WHAT YOU WILL DO:
Return the whole listing, keeping every character the same.

Stored records:
-*-

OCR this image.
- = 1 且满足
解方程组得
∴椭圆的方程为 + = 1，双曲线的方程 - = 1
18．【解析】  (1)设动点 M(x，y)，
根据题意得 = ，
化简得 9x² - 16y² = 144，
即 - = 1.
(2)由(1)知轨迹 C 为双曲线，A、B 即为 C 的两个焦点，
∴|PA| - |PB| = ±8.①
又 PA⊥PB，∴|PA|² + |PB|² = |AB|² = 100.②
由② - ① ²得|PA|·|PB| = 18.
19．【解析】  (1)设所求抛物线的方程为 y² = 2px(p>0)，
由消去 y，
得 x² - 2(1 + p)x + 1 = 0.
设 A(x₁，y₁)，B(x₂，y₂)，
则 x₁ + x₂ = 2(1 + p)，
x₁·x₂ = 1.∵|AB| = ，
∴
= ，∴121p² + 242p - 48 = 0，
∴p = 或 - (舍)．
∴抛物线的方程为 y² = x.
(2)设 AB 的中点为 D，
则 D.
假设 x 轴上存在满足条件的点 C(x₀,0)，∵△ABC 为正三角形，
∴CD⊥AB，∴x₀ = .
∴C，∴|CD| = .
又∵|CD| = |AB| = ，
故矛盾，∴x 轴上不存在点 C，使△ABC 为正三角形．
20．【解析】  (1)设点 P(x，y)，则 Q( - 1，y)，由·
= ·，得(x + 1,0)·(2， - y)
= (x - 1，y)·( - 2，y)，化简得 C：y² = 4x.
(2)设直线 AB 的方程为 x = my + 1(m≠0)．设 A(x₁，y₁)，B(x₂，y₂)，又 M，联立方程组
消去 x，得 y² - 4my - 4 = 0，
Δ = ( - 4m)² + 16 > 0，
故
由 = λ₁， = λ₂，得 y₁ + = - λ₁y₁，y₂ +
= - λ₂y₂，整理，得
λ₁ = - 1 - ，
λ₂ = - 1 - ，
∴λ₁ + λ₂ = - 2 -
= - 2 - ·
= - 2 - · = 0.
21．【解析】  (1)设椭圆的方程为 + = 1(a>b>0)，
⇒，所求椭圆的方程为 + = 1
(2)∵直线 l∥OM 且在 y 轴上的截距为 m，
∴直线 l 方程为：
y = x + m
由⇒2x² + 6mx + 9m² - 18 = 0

-*-

SOLUTION FOR THIS PROBLEM:
OCR this image.
- = 1 且满足
解方程组得
∴椭圆的方程为 + = 1，双曲线的方程 - = 1
18．【解析】  (1)设动点 M(x，y)，
根据题意得 = ，
化简得 9x² - 16y² = 144，
即 - = 1.
(2)由(1)知轨迹 C 为双曲线，A、B 即为 C 的两个焦点，
∴|PA| - |PB| = ±8.①
又 PA⊥PB，∴|PA|² + |PB|² = |AB|² = 100.②
由② - ① ²得|PA|·|PB| = 18.
19．【解析】  (1)设所求抛物线的方程为 y² = 2px(p>0)，
由消去 y，
得 x² - 2(1 + p)x + 1 = 0.
设 A(x₁，y₁)，B(x₂，y₂)，
则 x₁ + x₂ = 2(1 + p)，
x₁·x₂ = 1.∵|AB| = ，
∴
= ，∴121p² + 242p - 48 = 0，
∴p = 或 - (舍)．
∴抛物线的方程为 y² = x.
(2)设 AB 的中点为 D，
则 D.
假设 x 轴上存在满足条件的点 C(x₀,0)，∵△ABC 为正三角形，
∴CD⊥AB，∴x₀ = .
∴C，∴|CD| = .
又∵|CD| = |AB| = ，
故矛盾，∴x 轴上不存在点 C，使△ABC 为正三角形．
20．【解析】  (1)设点 P(x，y)，则 Q( - 1，y)，由·
= ·，得(x + 1,0)·(2， - y)
= (x - 1，y)·( - 2，y)，化简得 C：y² = 4x.
(2)设直线 AB 的方程为 x = my + 1(m≠0)．设 A(x₁，y₁)，B(x₂，y₂)，又 M，联立方程组
消去 x，得 y² - 4my - 4 = 0，
Δ = ( - 4m)² + 16 > 0，
故
由 = λ₁， = λ₂，得 y₁ + = - λ₁y₁，y₂ +
= - λ₂y₂，整理，得
λ₁ = - 1 - ，
λ₂ = - 1 - ，
∴λ₁ + λ₂ = - 2 -
= - 2 - ·
= - 2 - · = 0.
21．【解析】  (1)设椭圆的方程为 + = 1(a>b>0)，
⇒，所求椭圆的方程为 + = 1
(2)∵直线 l∥OM 且在 y 轴上的截距为 m，
∴直线 l 方程为：
y = x + m
由⇒2x² + 6mx + 9m² - 18 = 0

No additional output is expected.